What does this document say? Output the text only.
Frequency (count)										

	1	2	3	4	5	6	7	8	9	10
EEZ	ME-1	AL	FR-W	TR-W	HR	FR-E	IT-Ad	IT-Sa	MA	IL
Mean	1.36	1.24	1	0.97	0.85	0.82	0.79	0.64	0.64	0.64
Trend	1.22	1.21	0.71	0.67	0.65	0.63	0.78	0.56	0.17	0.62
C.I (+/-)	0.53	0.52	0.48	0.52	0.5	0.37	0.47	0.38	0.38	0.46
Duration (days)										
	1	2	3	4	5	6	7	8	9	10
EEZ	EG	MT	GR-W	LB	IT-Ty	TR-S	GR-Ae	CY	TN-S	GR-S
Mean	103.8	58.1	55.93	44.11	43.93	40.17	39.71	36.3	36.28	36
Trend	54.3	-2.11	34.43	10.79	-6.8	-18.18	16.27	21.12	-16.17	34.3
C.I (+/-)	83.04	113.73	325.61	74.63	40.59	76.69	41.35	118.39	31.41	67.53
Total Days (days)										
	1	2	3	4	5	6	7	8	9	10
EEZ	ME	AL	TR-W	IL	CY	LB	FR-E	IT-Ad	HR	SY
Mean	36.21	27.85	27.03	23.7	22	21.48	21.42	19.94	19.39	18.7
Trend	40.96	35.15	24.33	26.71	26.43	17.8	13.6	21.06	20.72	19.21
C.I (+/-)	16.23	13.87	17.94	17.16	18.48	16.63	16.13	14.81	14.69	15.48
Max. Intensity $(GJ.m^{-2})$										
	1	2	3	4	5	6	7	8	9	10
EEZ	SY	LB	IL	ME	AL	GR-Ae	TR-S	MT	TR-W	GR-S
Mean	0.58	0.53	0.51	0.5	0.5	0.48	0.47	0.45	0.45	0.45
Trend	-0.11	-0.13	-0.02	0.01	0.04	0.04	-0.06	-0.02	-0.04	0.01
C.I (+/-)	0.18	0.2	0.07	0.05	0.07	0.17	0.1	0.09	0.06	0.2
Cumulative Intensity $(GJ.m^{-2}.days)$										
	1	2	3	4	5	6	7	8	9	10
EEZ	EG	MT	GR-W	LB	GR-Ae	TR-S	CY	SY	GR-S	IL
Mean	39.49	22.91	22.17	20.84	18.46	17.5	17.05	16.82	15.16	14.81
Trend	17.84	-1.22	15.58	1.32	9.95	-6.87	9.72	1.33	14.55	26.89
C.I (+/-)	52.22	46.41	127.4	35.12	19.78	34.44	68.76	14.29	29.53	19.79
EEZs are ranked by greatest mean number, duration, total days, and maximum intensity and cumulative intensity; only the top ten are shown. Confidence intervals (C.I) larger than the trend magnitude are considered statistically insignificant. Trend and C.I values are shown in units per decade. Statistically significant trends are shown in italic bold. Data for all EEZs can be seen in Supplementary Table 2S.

______________________________

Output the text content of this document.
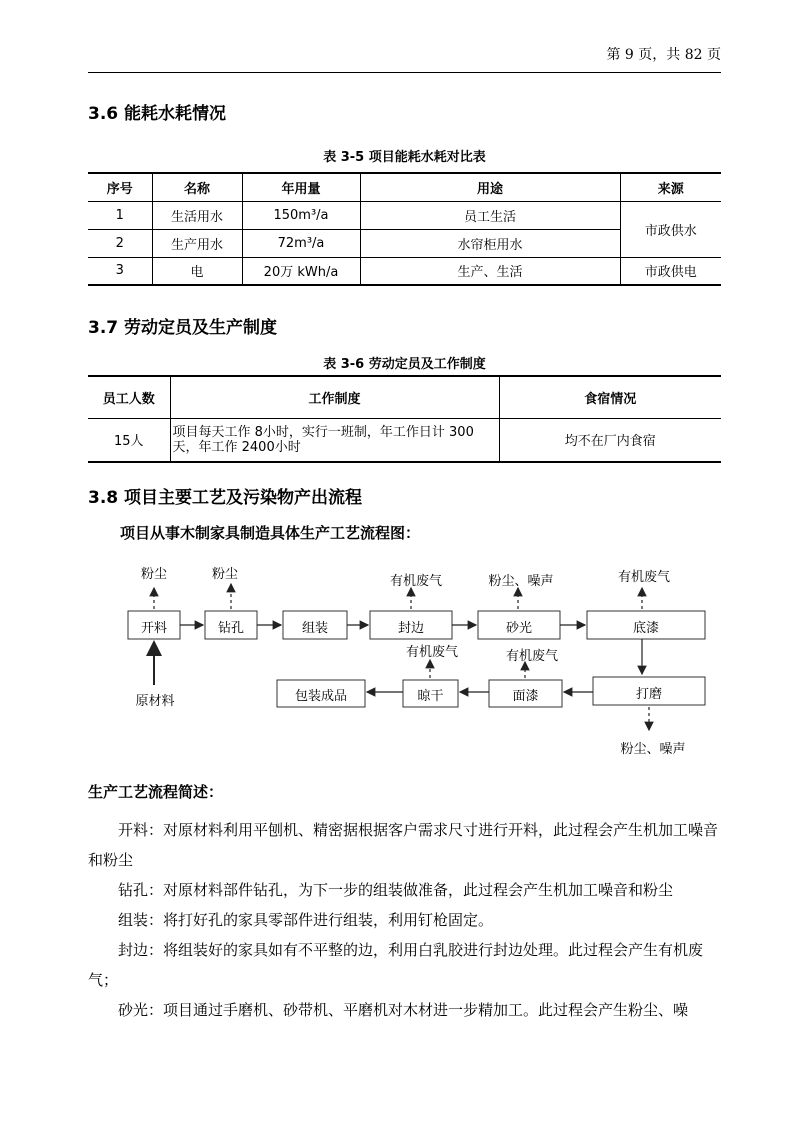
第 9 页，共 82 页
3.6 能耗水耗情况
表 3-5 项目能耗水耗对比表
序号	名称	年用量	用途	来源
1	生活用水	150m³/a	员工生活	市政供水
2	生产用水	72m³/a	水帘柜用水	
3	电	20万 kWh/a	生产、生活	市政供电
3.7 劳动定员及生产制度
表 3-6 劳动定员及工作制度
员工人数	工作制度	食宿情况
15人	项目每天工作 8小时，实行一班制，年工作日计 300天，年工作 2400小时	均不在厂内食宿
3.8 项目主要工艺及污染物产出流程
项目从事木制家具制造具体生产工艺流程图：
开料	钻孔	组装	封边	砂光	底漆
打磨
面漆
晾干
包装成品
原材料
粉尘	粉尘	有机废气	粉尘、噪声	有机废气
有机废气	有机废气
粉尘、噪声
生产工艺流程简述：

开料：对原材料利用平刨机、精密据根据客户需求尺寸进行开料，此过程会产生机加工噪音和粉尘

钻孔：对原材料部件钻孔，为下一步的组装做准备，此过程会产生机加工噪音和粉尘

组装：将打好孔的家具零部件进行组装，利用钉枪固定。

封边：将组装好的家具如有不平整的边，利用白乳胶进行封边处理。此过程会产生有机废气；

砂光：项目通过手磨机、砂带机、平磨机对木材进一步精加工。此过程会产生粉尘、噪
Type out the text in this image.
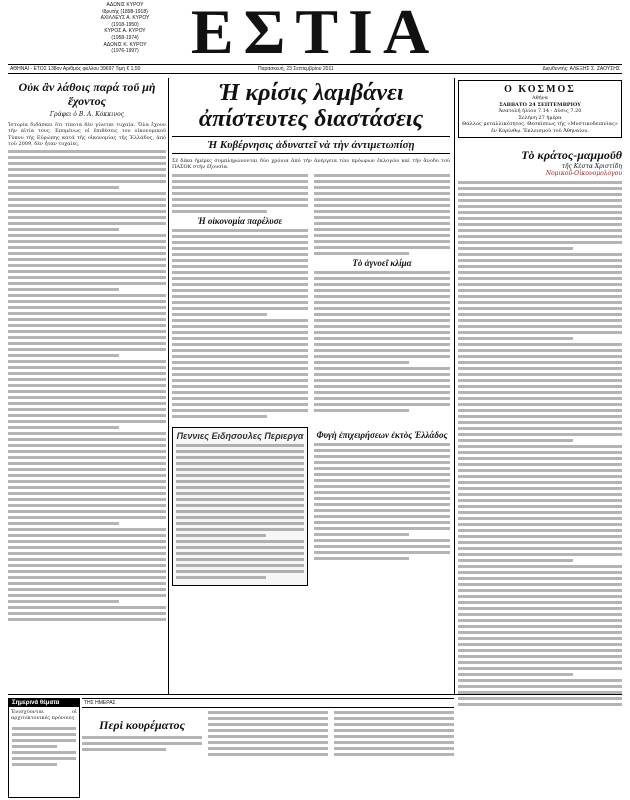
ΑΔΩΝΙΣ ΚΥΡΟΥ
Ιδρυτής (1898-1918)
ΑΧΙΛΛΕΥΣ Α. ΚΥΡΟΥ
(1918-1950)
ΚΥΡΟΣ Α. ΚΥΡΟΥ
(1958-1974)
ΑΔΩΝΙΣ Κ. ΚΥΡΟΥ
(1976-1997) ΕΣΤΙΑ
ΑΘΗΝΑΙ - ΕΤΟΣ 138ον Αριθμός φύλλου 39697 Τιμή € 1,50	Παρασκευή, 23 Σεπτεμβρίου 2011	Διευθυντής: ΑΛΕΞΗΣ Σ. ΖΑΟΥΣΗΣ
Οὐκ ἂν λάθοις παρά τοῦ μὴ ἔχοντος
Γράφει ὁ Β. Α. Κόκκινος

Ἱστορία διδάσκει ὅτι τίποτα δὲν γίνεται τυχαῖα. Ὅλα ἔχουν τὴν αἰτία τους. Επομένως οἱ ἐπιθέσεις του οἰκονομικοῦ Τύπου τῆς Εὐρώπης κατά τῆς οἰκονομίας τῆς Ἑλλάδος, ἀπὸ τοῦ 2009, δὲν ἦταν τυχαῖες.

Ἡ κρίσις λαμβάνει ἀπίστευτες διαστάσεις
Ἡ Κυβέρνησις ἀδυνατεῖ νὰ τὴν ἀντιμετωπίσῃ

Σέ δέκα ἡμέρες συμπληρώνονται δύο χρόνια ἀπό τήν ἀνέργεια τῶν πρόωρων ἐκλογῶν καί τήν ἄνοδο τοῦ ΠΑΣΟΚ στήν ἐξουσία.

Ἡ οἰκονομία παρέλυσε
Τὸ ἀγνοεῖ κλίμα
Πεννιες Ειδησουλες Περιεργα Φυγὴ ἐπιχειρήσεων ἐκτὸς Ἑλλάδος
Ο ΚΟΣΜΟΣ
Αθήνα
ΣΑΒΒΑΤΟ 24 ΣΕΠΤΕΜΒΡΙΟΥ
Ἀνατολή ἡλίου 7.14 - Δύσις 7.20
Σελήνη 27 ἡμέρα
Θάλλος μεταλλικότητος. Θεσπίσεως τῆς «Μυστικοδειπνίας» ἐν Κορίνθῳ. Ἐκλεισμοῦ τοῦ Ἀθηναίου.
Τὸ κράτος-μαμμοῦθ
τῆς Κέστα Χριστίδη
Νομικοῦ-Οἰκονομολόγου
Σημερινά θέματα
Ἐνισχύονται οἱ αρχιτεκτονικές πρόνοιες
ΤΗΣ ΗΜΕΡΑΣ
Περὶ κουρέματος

______________________________

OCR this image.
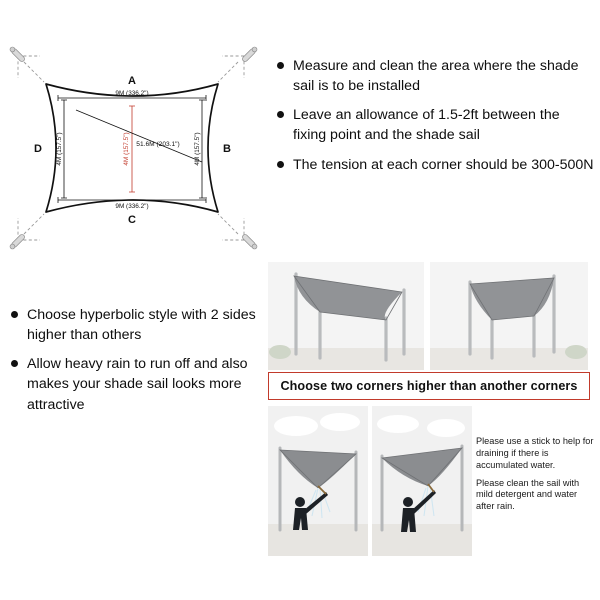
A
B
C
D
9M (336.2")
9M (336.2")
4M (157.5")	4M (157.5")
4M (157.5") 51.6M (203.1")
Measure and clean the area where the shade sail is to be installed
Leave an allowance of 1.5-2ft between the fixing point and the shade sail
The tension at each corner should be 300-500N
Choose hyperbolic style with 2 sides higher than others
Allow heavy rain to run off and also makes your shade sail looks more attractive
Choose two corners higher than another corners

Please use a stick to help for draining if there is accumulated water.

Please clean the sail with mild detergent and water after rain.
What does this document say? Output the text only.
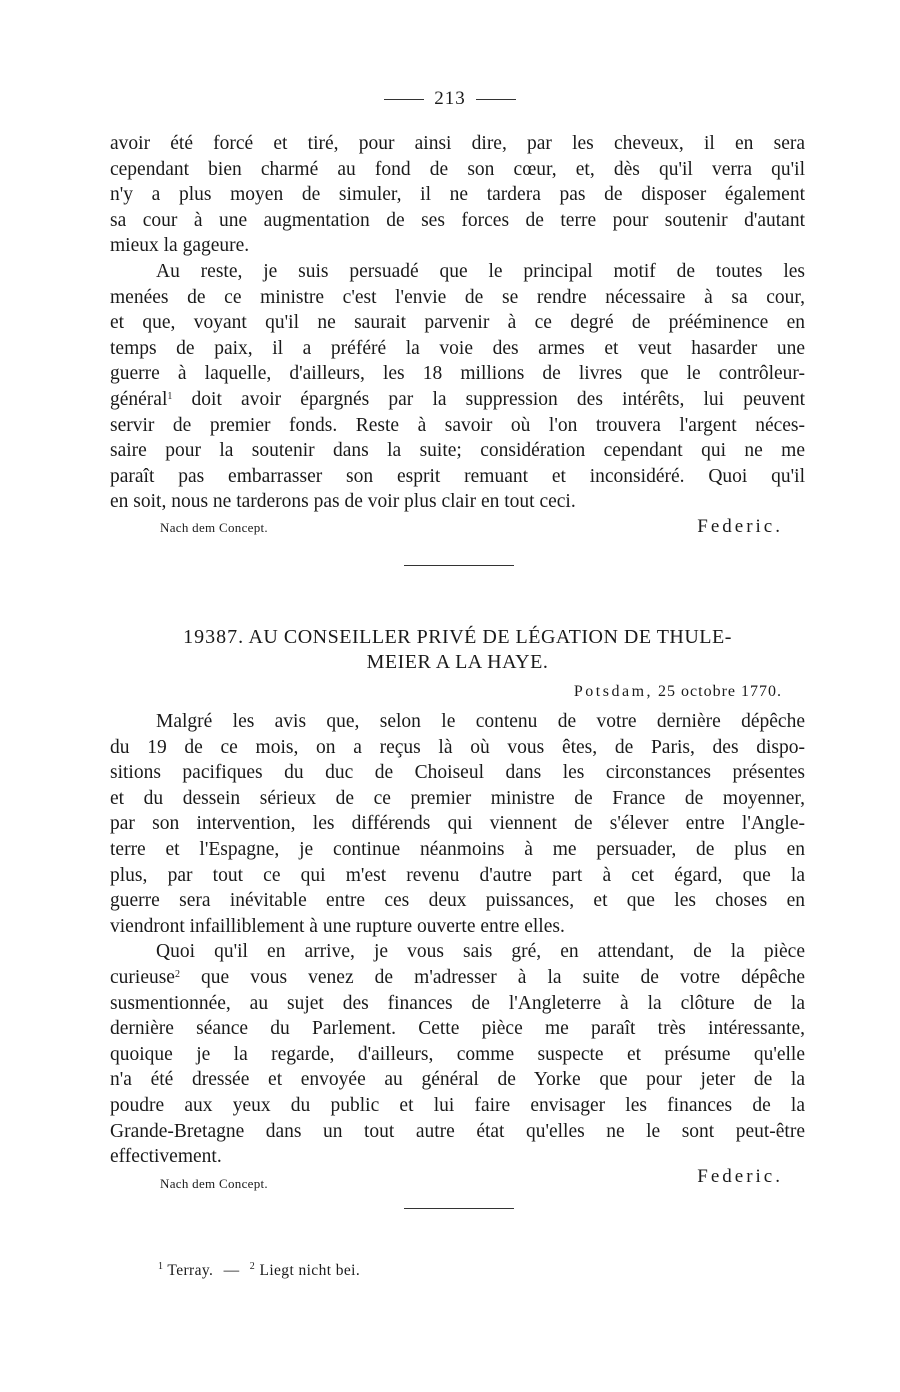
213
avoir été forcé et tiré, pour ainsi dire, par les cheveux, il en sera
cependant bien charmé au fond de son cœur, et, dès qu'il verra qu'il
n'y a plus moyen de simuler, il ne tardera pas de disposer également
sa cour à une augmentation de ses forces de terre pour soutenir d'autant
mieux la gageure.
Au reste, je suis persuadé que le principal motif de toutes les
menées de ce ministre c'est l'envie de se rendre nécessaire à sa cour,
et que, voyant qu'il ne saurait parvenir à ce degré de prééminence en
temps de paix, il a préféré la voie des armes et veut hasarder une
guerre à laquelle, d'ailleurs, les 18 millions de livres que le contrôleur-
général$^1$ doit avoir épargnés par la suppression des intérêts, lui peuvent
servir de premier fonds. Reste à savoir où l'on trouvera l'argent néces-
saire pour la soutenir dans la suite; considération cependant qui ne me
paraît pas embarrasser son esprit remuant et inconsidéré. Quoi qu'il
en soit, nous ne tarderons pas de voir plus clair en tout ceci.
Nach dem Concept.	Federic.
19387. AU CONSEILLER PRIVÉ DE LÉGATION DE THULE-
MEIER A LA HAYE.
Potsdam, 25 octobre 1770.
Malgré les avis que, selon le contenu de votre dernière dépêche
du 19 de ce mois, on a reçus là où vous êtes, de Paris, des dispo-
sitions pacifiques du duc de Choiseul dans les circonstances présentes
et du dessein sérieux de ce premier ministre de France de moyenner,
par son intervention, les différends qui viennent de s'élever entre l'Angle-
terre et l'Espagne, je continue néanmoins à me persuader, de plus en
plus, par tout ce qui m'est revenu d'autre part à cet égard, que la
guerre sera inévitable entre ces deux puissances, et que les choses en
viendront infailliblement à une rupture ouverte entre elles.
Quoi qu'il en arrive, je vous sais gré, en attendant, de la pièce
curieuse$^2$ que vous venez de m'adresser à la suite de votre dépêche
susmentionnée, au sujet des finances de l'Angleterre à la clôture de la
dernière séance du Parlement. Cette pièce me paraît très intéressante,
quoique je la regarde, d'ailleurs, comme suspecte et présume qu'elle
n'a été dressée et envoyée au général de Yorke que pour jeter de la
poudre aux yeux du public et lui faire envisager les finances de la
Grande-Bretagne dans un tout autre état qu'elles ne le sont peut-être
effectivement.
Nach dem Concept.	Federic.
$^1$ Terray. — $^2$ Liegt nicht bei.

______________________________

**Short exercise**
Count each line where the string "dans" occurs, and write only the number.

**Final result**
3